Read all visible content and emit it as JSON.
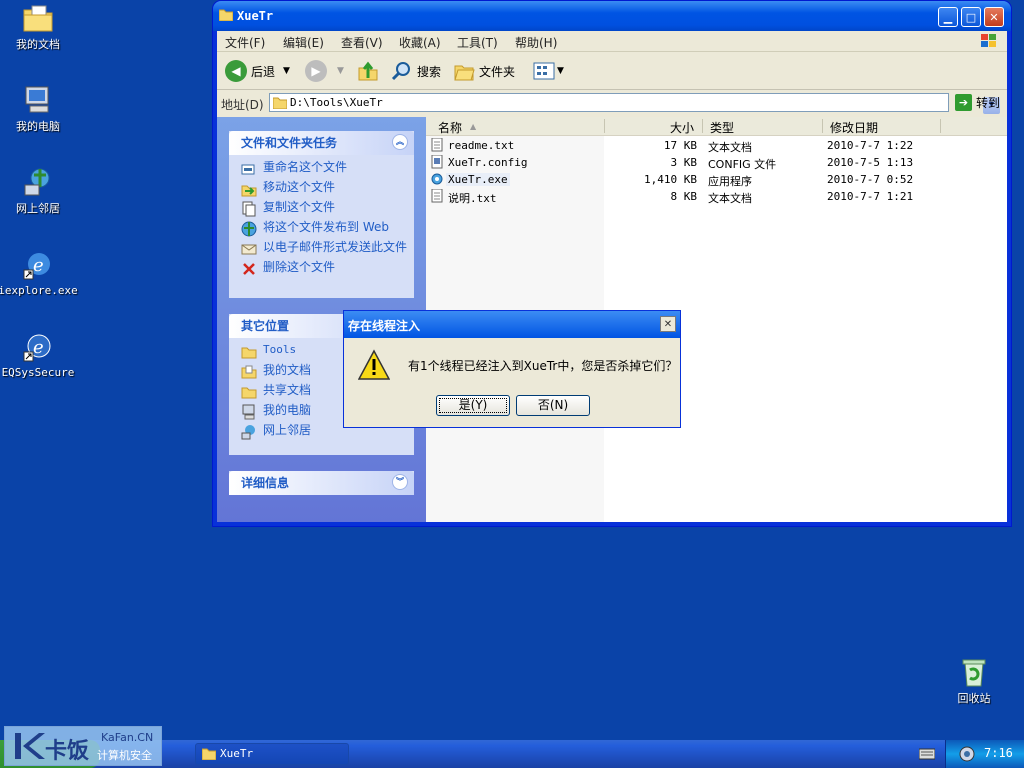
{
  "desktop": {
    "icons": [
      {
        "label": "我的文档",
        "icon": "folder-documents-icon"
      },
      {
        "label": "我的电脑",
        "icon": "computer-icon"
      },
      {
        "label": "网上邻居",
        "icon": "network-icon"
      },
      {
        "label": "iexplore.exe",
        "icon": "ie-icon"
      },
      {
        "label": "EQSysSecure",
        "icon": "ie-icon"
      },
      {
        "label": "回收站",
        "icon": "recycle-bin-icon"
      }
    ]
  },
  "window": {
    "title": "XueTr",
    "menu": [
      "文件(F)",
      "编辑(E)",
      "查看(V)",
      "收藏(A)",
      "工具(T)",
      "帮助(H)"
    ],
    "toolbar": {
      "back": "后退",
      "search": "搜索",
      "folders": "文件夹"
    },
    "address": {
      "label": "地址(D)",
      "value": "D:\\Tools\\XueTr",
      "go": "转到"
    },
    "tasks_panel": {
      "title": "文件和文件夹任务",
      "items": [
        "重命名这个文件",
        "移动这个文件",
        "复制这个文件",
        "将这个文件发布到 Web",
        "以电子邮件形式发送此文件",
        "删除这个文件"
      ]
    },
    "places_panel": {
      "title": "其它位置",
      "items": [
        "Tools",
        "我的文档",
        "共享文档",
        "我的电脑",
        "网上邻居"
      ]
    },
    "details_panel": {
      "title": "详细信息"
    },
    "columns": [
      "名称",
      "大小",
      "类型",
      "修改日期"
    ],
    "files": [
      {
        "name": "readme.txt",
        "size": "17 KB",
        "type": "文本文档",
        "date": "2010-7-7 1:22"
      },
      {
        "name": "XueTr.config",
        "size": "3 KB",
        "type": "CONFIG 文件",
        "date": "2010-7-5 1:13"
      },
      {
        "name": "XueTr.exe",
        "size": "1,410 KB",
        "type": "应用程序",
        "date": "2010-7-7 0:52"
      },
      {
        "name": "说明.txt",
        "size": "8 KB",
        "type": "文本文档",
        "date": "2010-7-7 1:21"
      }
    ]
  },
  "dialog": {
    "title": "存在线程注入",
    "message": "有1个线程已经注入到XueTr中，您是否杀掉它们？",
    "yes": "是(Y)",
    "no": "否(N)"
  },
  "taskbar": {
    "task_title": "XueTr",
    "clock": "7:16"
  },
  "watermark": {
    "brand": "卡饭",
    "site": "KaFan.CN",
    "tagline": "计算机安全"
  }
}
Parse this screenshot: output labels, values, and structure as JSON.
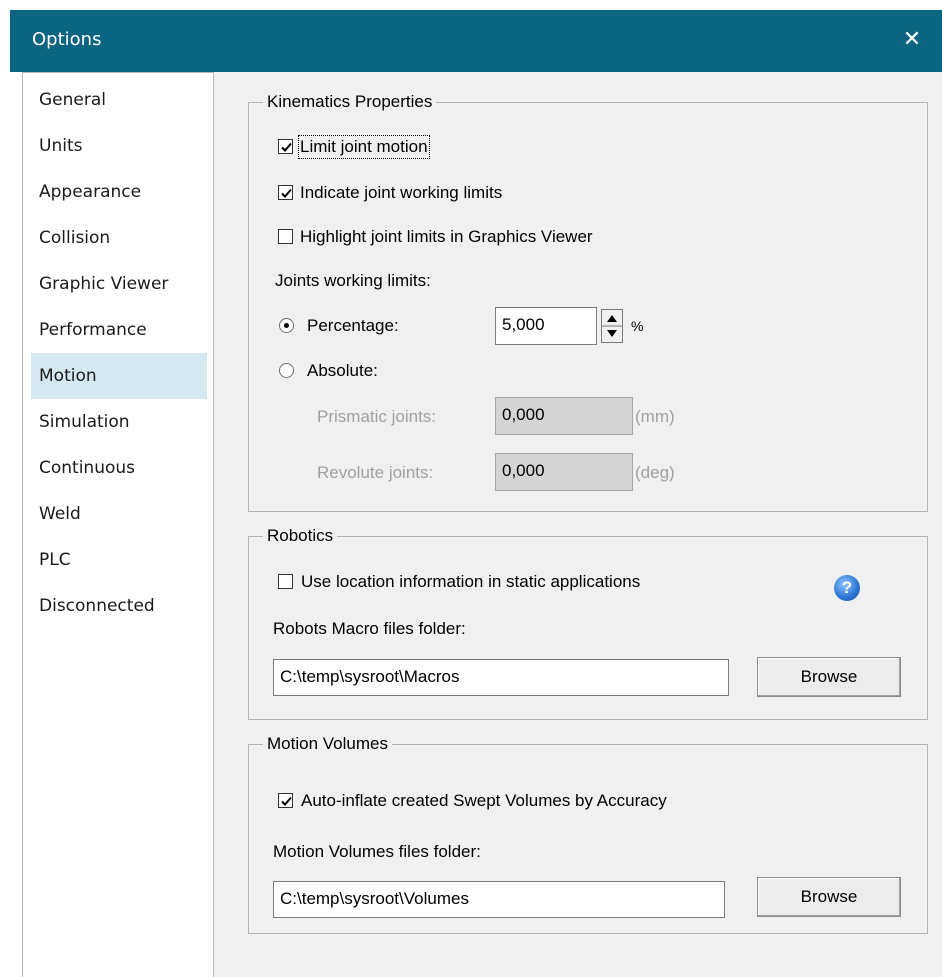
{
  "window": {
    "title": "Options",
    "close_glyph": "✕"
  },
  "nav": {
    "items": [
      {
        "label": "General"
      },
      {
        "label": "Units"
      },
      {
        "label": "Appearance"
      },
      {
        "label": "Collision"
      },
      {
        "label": "Graphic Viewer"
      },
      {
        "label": "Performance"
      },
      {
        "label": "Motion",
        "selected": true
      },
      {
        "label": "Simulation"
      },
      {
        "label": "Continuous"
      },
      {
        "label": "Weld"
      },
      {
        "label": "PLC"
      },
      {
        "label": "Disconnected"
      }
    ]
  },
  "kinematics": {
    "title": "Kinematics Properties",
    "limit_joint_motion": {
      "label": "Limit joint motion",
      "checked": true
    },
    "indicate_limits": {
      "label": "Indicate joint working limits",
      "checked": true
    },
    "highlight_limits": {
      "label": "Highlight joint limits in Graphics Viewer",
      "checked": false
    },
    "working_limits_label": "Joints working limits:",
    "percentage": {
      "label": "Percentage:",
      "selected": true,
      "value": "5,000",
      "unit": "%"
    },
    "absolute": {
      "label": "Absolute:",
      "selected": false
    },
    "prismatic": {
      "label": "Prismatic joints:",
      "value": "0,000",
      "unit": "(mm)"
    },
    "revolute": {
      "label": "Revolute joints:",
      "value": "0,000",
      "unit": "(deg)"
    }
  },
  "robotics": {
    "title": "Robotics",
    "use_location": {
      "label": "Use location information in static applications",
      "checked": false
    },
    "help_glyph": "?",
    "macro_folder_label": "Robots Macro files folder:",
    "macro_folder_value": "C:\\temp\\sysroot\\Macros",
    "browse_label": "Browse"
  },
  "motion_volumes": {
    "title": "Motion Volumes",
    "auto_inflate": {
      "label": "Auto-inflate created Swept Volumes by Accuracy",
      "checked": true
    },
    "folder_label": "Motion Volumes files folder:",
    "folder_value": "C:\\temp\\sysroot\\Volumes",
    "browse_label": "Browse"
  },
  "colors": {
    "titlebar": "#0b6580",
    "selected_nav": "#d5e7ef",
    "panel_bg": "#f0f0f0"
  }
}
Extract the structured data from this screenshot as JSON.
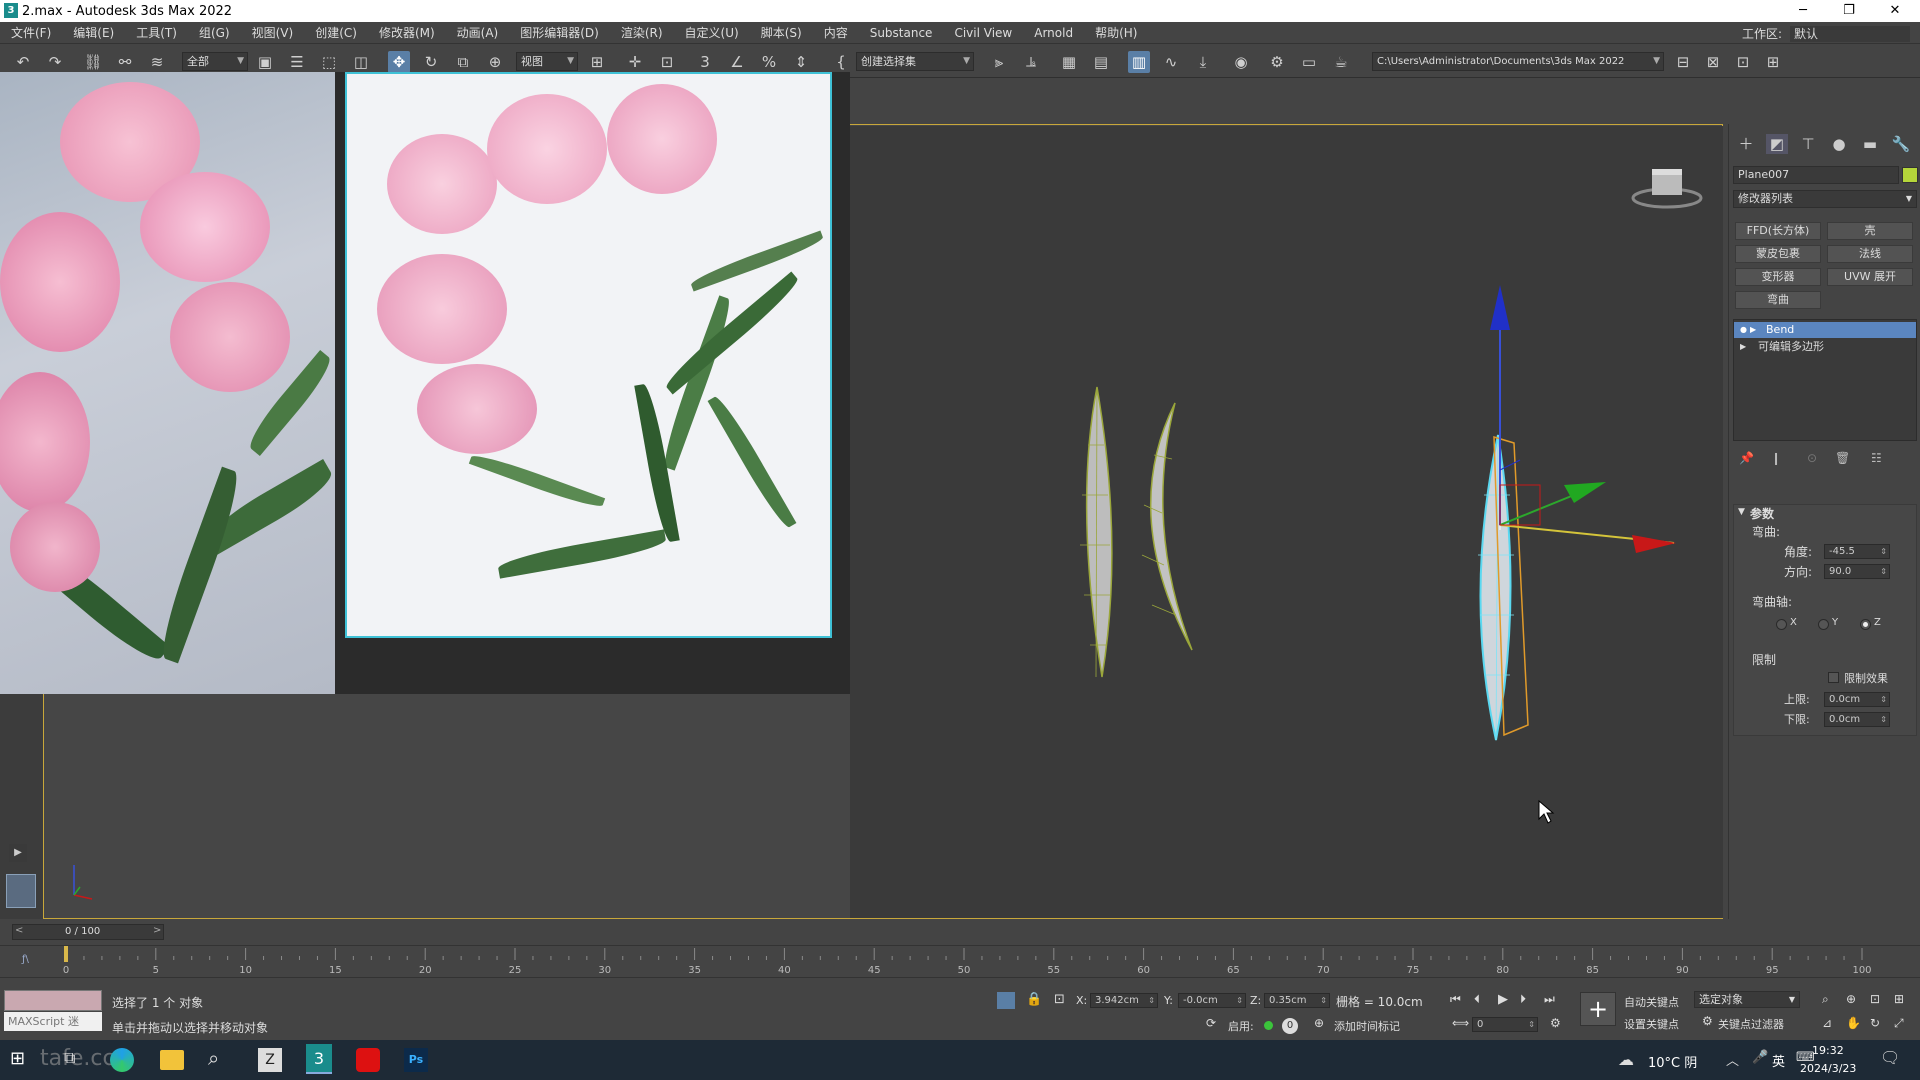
{
  "window": {
    "title": "2.max - Autodesk 3ds Max 2022",
    "app_icon_text": "3",
    "minimize": "─",
    "restore": "❐",
    "close": "✕"
  },
  "menu": [
    "文件(F)",
    "编辑(E)",
    "工具(T)",
    "组(G)",
    "视图(V)",
    "创建(C)",
    "修改器(M)",
    "动画(A)",
    "图形编辑器(D)",
    "渲染(R)",
    "自定义(U)",
    "脚本(S)",
    "内容",
    "Substance",
    "Civil View",
    "Arnold",
    "帮助(H)"
  ],
  "workspace": {
    "label": "工作区:",
    "value": "默认"
  },
  "toolbar": {
    "filter_value": "全部",
    "view_value": "视图",
    "selection_set_placeholder": "创建选择集",
    "path": "C:\\Users\\Administrator\\Documents\\3ds Max 2022"
  },
  "command_panel": {
    "object_name": "Plane007",
    "object_color": "#b5d63a",
    "modifier_list": "修改器列表",
    "buttons": [
      "FFD(长方体)",
      "壳",
      "蒙皮包裹",
      "法线",
      "变形器",
      "UVW 展开",
      "弯曲"
    ],
    "stack": [
      {
        "label": "Bend",
        "selected": true
      },
      {
        "label": "可编辑多边形",
        "selected": false
      }
    ],
    "params": {
      "section_title": "参数",
      "bend_label": "弯曲:",
      "angle_label": "角度:",
      "angle_value": "-45.5",
      "direction_label": "方向:",
      "direction_value": "90.0",
      "axis_label": "弯曲轴:",
      "axes": [
        "X",
        "Y",
        "Z"
      ],
      "axis_selected": "Z",
      "limits_label": "限制",
      "limit_effect_label": "限制效果",
      "upper_label": "上限:",
      "upper_value": "0.0cm",
      "lower_label": "下限:",
      "lower_value": "0.0cm"
    }
  },
  "timeline": {
    "frame_display": "0 / 100",
    "ticks": [
      "0",
      "5",
      "10",
      "15",
      "20",
      "25",
      "30",
      "35",
      "40",
      "45",
      "50",
      "55",
      "60",
      "65",
      "70",
      "75",
      "80",
      "85",
      "90",
      "95",
      "100"
    ],
    "current_frame": 0
  },
  "status": {
    "selection_text": "选择了 1 个 对象",
    "hint_text": "单击并拖动以选择并移动对象",
    "maxscript_label": "MAXScript 迷",
    "x_label": "X:",
    "x_value": "3.942cm",
    "y_label": "Y:",
    "y_value": "-0.0cm",
    "z_label": "Z:",
    "z_value": "0.35cm",
    "grid_text": "栅格 = 10.0cm",
    "enable_label": "启用:",
    "add_time_tag": "添加时间标记",
    "auto_key": "自动关键点",
    "set_key": "设置关键点",
    "selected_object": "选定对象",
    "key_filter": "关键点过滤器",
    "frame_value": "0"
  },
  "taskbar": {
    "weather": "10°C 阴",
    "ime": "英",
    "time": "19:32",
    "date": "2024/3/23",
    "watermark": "tafe.cc"
  }
}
------------------------
**Exercise goal**.
Word for word, quote the full listing, omitting every picture.

**Response to the exercise**.
Read all visible content and emit it as JSON.
{
  "desktop": {
    "icons": [
      {
        "label": "我的文档",
        "icon": "folder-documents-icon"
      },
      {
        "label": "我的电脑",
        "icon": "computer-icon"
      },
      {
        "label": "网上邻居",
        "icon": "network-icon"
      },
      {
        "label": "iexplore.exe",
        "icon": "ie-icon"
      },
      {
        "label": "EQSysSecure",
        "icon": "ie-icon"
      },
      {
        "label": "回收站",
        "icon": "recycle-bin-icon"
      }
    ]
  },
  "window": {
    "title": "XueTr",
    "menu": [
      "文件(F)",
      "编辑(E)",
      "查看(V)",
      "收藏(A)",
      "工具(T)",
      "帮助(H)"
    ],
    "toolbar": {
      "back": "后退",
      "search": "搜索",
      "folders": "文件夹"
    },
    "address": {
      "label": "地址(D)",
      "value": "D:\\Tools\\XueTr",
      "go": "转到"
    },
    "tasks_panel": {
      "title": "文件和文件夹任务",
      "items": [
        "重命名这个文件",
        "移动这个文件",
        "复制这个文件",
        "将这个文件发布到 Web",
        "以电子邮件形式发送此文件",
        "删除这个文件"
      ]
    },
    "places_panel": {
      "title": "其它位置",
      "items": [
        "Tools",
        "我的文档",
        "共享文档",
        "我的电脑",
        "网上邻居"
      ]
    },
    "details_panel": {
      "title": "详细信息"
    },
    "columns": [
      "名称",
      "大小",
      "类型",
      "修改日期"
    ],
    "files": [
      {
        "name": "readme.txt",
        "size": "17 KB",
        "type": "文本文档",
        "date": "2010-7-7 1:22"
      },
      {
        "name": "XueTr.config",
        "size": "3 KB",
        "type": "CONFIG 文件",
        "date": "2010-7-5 1:13"
      },
      {
        "name": "XueTr.exe",
        "size": "1,410 KB",
        "type": "应用程序",
        "date": "2010-7-7 0:52"
      },
      {
        "name": "说明.txt",
        "size": "8 KB",
        "type": "文本文档",
        "date": "2010-7-7 1:21"
      }
    ]
  },
  "dialog": {
    "title": "存在线程注入",
    "message": "有1个线程已经注入到XueTr中，您是否杀掉它们？",
    "yes": "是(Y)",
    "no": "否(N)"
  },
  "taskbar": {
    "task_title": "XueTr",
    "clock": "7:16"
  },
  "watermark": {
    "brand": "卡饭",
    "site": "KaFan.CN",
    "tagline": "计算机安全"
  }
}
Parse this screenshot: output labels, values, and structure as JSON.
{
  "window": {
    "title": "Options",
    "close_glyph": "✕"
  },
  "nav": {
    "items": [
      {
        "label": "General"
      },
      {
        "label": "Units"
      },
      {
        "label": "Appearance"
      },
      {
        "label": "Collision"
      },
      {
        "label": "Graphic Viewer"
      },
      {
        "label": "Performance"
      },
      {
        "label": "Motion",
        "selected": true
      },
      {
        "label": "Simulation"
      },
      {
        "label": "Continuous"
      },
      {
        "label": "Weld"
      },
      {
        "label": "PLC"
      },
      {
        "label": "Disconnected"
      }
    ]
  },
  "kinematics": {
    "title": "Kinematics Properties",
    "limit_joint_motion": {
      "label": "Limit joint motion",
      "checked": true
    },
    "indicate_limits": {
      "label": "Indicate joint working limits",
      "checked": true
    },
    "highlight_limits": {
      "label": "Highlight joint limits in Graphics Viewer",
      "checked": false
    },
    "working_limits_label": "Joints working limits:",
    "percentage": {
      "label": "Percentage:",
      "selected": true,
      "value": "5,000",
      "unit": "%"
    },
    "absolute": {
      "label": "Absolute:",
      "selected": false
    },
    "prismatic": {
      "label": "Prismatic joints:",
      "value": "0,000",
      "unit": "(mm)"
    },
    "revolute": {
      "label": "Revolute joints:",
      "value": "0,000",
      "unit": "(deg)"
    }
  },
  "robotics": {
    "title": "Robotics",
    "use_location": {
      "label": "Use location information in static applications",
      "checked": false
    },
    "help_glyph": "?",
    "macro_folder_label": "Robots Macro files folder:",
    "macro_folder_value": "C:\\temp\\sysroot\\Macros",
    "browse_label": "Browse"
  },
  "motion_volumes": {
    "title": "Motion Volumes",
    "auto_inflate": {
      "label": "Auto-inflate created Swept Volumes by Accuracy",
      "checked": true
    },
    "folder_label": "Motion Volumes files folder:",
    "folder_value": "C:\\temp\\sysroot\\Volumes",
    "browse_label": "Browse"
  },
  "colors": {
    "titlebar": "#0b6580",
    "selected_nav": "#d5e7ef",
    "panel_bg": "#f0f0f0"
  }
}
Extract the structured data from this screenshot as JSON.
{
  "window": {
    "title": "2.max - Autodesk 3ds Max 2022",
    "app_icon_text": "3",
    "minimize": "─",
    "restore": "❐",
    "close": "✕"
  },
  "menu": [
    "文件(F)",
    "编辑(E)",
    "工具(T)",
    "组(G)",
    "视图(V)",
    "创建(C)",
    "修改器(M)",
    "动画(A)",
    "图形编辑器(D)",
    "渲染(R)",
    "自定义(U)",
    "脚本(S)",
    "内容",
    "Substance",
    "Civil View",
    "Arnold",
    "帮助(H)"
  ],
  "workspace": {
    "label": "工作区:",
    "value": "默认"
  },
  "toolbar": {
    "filter_value": "全部",
    "view_value": "视图",
    "selection_set_placeholder": "创建选择集",
    "path": "C:\\Users\\Administrator\\Documents\\3ds Max 2022"
  },
  "command_panel": {
    "object_name": "Plane007",
    "object_color": "#b5d63a",
    "modifier_list": "修改器列表",
    "buttons": [
      "FFD(长方体)",
      "壳",
      "蒙皮包裹",
      "法线",
      "变形器",
      "UVW 展开",
      "弯曲"
    ],
    "stack": [
      {
        "label": "Bend",
        "selected": true
      },
      {
        "label": "可编辑多边形",
        "selected": false
      }
    ],
    "params": {
      "section_title": "参数",
      "bend_label": "弯曲:",
      "angle_label": "角度:",
      "angle_value": "-45.5",
      "direction_label": "方向:",
      "direction_value": "90.0",
      "axis_label": "弯曲轴:",
      "axes": [
        "X",
        "Y",
        "Z"
      ],
      "axis_selected": "Z",
      "limits_label": "限制",
      "limit_effect_label": "限制效果",
      "upper_label": "上限:",
      "upper_value": "0.0cm",
      "lower_label": "下限:",
      "lower_value": "0.0cm"
    }
  },
  "timeline": {
    "frame_display": "0 / 100",
    "ticks": [
      "0",
      "5",
      "10",
      "15",
      "20",
      "25",
      "30",
      "35",
      "40",
      "45",
      "50",
      "55",
      "60",
      "65",
      "70",
      "75",
      "80",
      "85",
      "90",
      "95",
      "100"
    ],
    "current_frame": 0
  },
  "status": {
    "selection_text": "选择了 1 个 对象",
    "hint_text": "单击并拖动以选择并移动对象",
    "maxscript_label": "MAXScript 迷",
    "x_label": "X:",
    "x_value": "3.942cm",
    "y_label": "Y:",
    "y_value": "-0.0cm",
    "z_label": "Z:",
    "z_value": "0.35cm",
    "grid_text": "栅格 = 10.0cm",
    "enable_label": "启用:",
    "add_time_tag": "添加时间标记",
    "auto_key": "自动关键点",
    "set_key": "设置关键点",
    "selected_object": "选定对象",
    "key_filter": "关键点过滤器",
    "frame_value": "0"
  },
  "taskbar": {
    "weather": "10°C 阴",
    "ime": "英",
    "time": "19:32",
    "date": "2024/3/23",
    "watermark": "tafe.cc"
  }
}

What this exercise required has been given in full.